§ **Do this**: Return the listing below unchanged, minus its pictures.
* BEGIN Raw data *
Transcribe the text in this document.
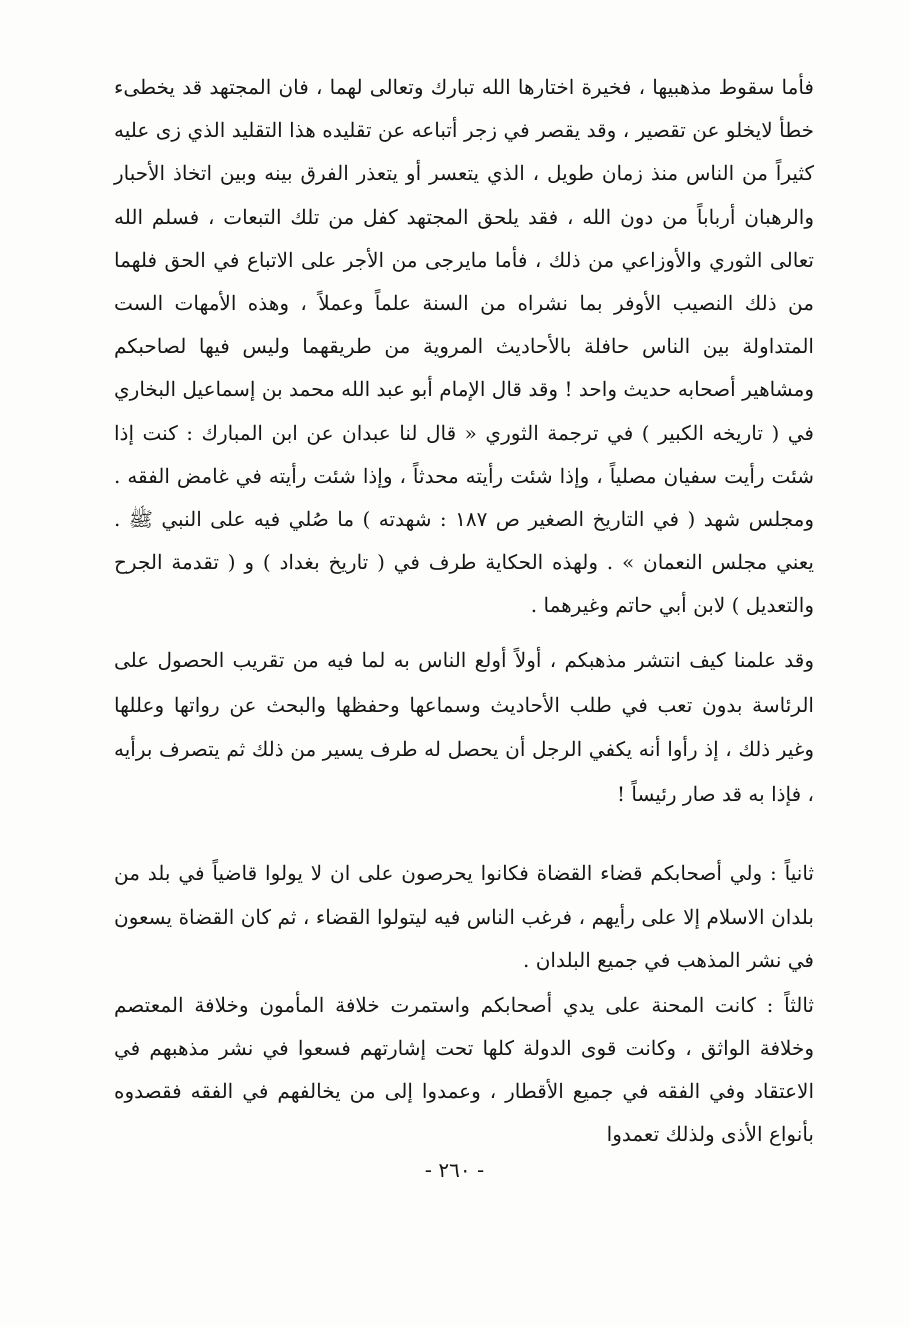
فأما سقوط مذهبيها ، فخيرة اختارها الله تبارك وتعالى لهما ، فان المجتهد قد يخطىء خطأ لايخلو عن تقصير ، وقد يقصر في زجر أتباعه عن تقليده هذا التقليد الذي زى عليه كثيراً من الناس منذ زمان طويل ، الذي يتعسر أو يتعذر الفرق بينه وبين اتخاذ الأحبار والرهبان أرباباً من دون الله ، فقد يلحق المجتهد كفل من تلك التبعات ، فسلم الله تعالى الثوري والأوزاعي من ذلك ، فأما مايرجى من الأجر على الاتباع في الحق فلهما من ذلك النصيب الأوفر بما نشراه من السنة علماً وعملاً ، وهذه الأمهات الست المتداولة بين الناس حافلة بالأحاديث المروية من طريقهما وليس فيها لصاحبكم ومشاهير أصحابه حديث واحد ! وقد قال الإمام أبو عبد الله محمد بن إسماعيل البخاري في ( تاريخه الكبير ) في ترجمة الثوري « قال لنا عبدان عن ابن المبارك : كنت إذا شئت رأيت سفيان مصلياً ، وإذا شئت رأيته محدثاً ، وإذا شئت رأيته في غامض الفقه . ومجلس شهد ( في التاريخ الصغير ص ١٨٧ : شهدته ) ما صُلي فيه على النبي ﷺ . يعني مجلس النعمان » . ولهذه الحكاية طرف في ( تاريخ بغداد ) و ( تقدمة الجرح والتعديل ) لابن أبي حاتم وغيرهما .

وقد علمنا كيف انتشر مذهبكم ، أولاً أولع الناس به لما فيه من تقريب الحصول على الرئاسة بدون تعب في طلب الأحاديث وسماعها وحفظها والبحث عن رواتها وعللها وغير ذلك ، إذ رأوا أنه يكفي الرجل أن يحصل له طرف يسير من ذلك ثم يتصرف برأيه ، فإذا به قد صار رئيساً !

ثانياً : ولي أصحابكم قضاء القضاة فكانوا يحرصون على ان لا يولوا قاضياً في بلد من بلدان الاسلام إلا على رأيهم ، فرغب الناس فيه ليتولوا القضاء ، ثم كان القضاة يسعون في نشر المذهب في جميع البلدان .

ثالثاً : كانت المحنة على يدي أصحابكم واستمرت خلافة المأمون وخلافة المعتصم وخلافة الواثق ، وكانت قوى الدولة كلها تحت إشارتهم فسعوا في نشر مذهبهم في الاعتقاد وفي الفقه في جميع الأقطار ، وعمدوا إلى من يخالفهم في الفقه فقصدوه بأنواع الأذى ولذلك تعمدوا

- ٢٦٠ -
* END Raw data *
§ **Response to the task**:
Transcribe the text in this document.
فأما سقوط مذهبيها ، فخيرة اختارها الله تبارك وتعالى لهما ، فان المجتهد قد يخطىء خطأ لايخلو عن تقصير ، وقد يقصر في زجر أتباعه عن تقليده هذا التقليد الذي زى عليه كثيراً من الناس منذ زمان طويل ، الذي يتعسر أو يتعذر الفرق بينه وبين اتخاذ الأحبار والرهبان أرباباً من دون الله ، فقد يلحق المجتهد كفل من تلك التبعات ، فسلم الله تعالى الثوري والأوزاعي من ذلك ، فأما مايرجى من الأجر على الاتباع في الحق فلهما من ذلك النصيب الأوفر بما نشراه من السنة علماً وعملاً ، وهذه الأمهات الست المتداولة بين الناس حافلة بالأحاديث المروية من طريقهما وليس فيها لصاحبكم ومشاهير أصحابه حديث واحد ! وقد قال الإمام أبو عبد الله محمد بن إسماعيل البخاري في ( تاريخه الكبير ) في ترجمة الثوري « قال لنا عبدان عن ابن المبارك : كنت إذا شئت رأيت سفيان مصلياً ، وإذا شئت رأيته محدثاً ، وإذا شئت رأيته في غامض الفقه . ومجلس شهد ( في التاريخ الصغير ص ١٨٧ : شهدته ) ما صُلي فيه على النبي ﷺ . يعني مجلس النعمان » . ولهذه الحكاية طرف في ( تاريخ بغداد ) و ( تقدمة الجرح والتعديل ) لابن أبي حاتم وغيرهما .

وقد علمنا كيف انتشر مذهبكم ، أولاً أولع الناس به لما فيه من تقريب الحصول على الرئاسة بدون تعب في طلب الأحاديث وسماعها وحفظها والبحث عن رواتها وعللها وغير ذلك ، إذ رأوا أنه يكفي الرجل أن يحصل له طرف يسير من ذلك ثم يتصرف برأيه ، فإذا به قد صار رئيساً !

ثانياً : ولي أصحابكم قضاء القضاة فكانوا يحرصون على ان لا يولوا قاضياً في بلد من بلدان الاسلام إلا على رأيهم ، فرغب الناس فيه ليتولوا القضاء ، ثم كان القضاة يسعون في نشر المذهب في جميع البلدان .

ثالثاً : كانت المحنة على يدي أصحابكم واستمرت خلافة المأمون وخلافة المعتصم وخلافة الواثق ، وكانت قوى الدولة كلها تحت إشارتهم فسعوا في نشر مذهبهم في الاعتقاد وفي الفقه في جميع الأقطار ، وعمدوا إلى من يخالفهم في الفقه فقصدوه بأنواع الأذى ولذلك تعمدوا

- ٢٦٠ -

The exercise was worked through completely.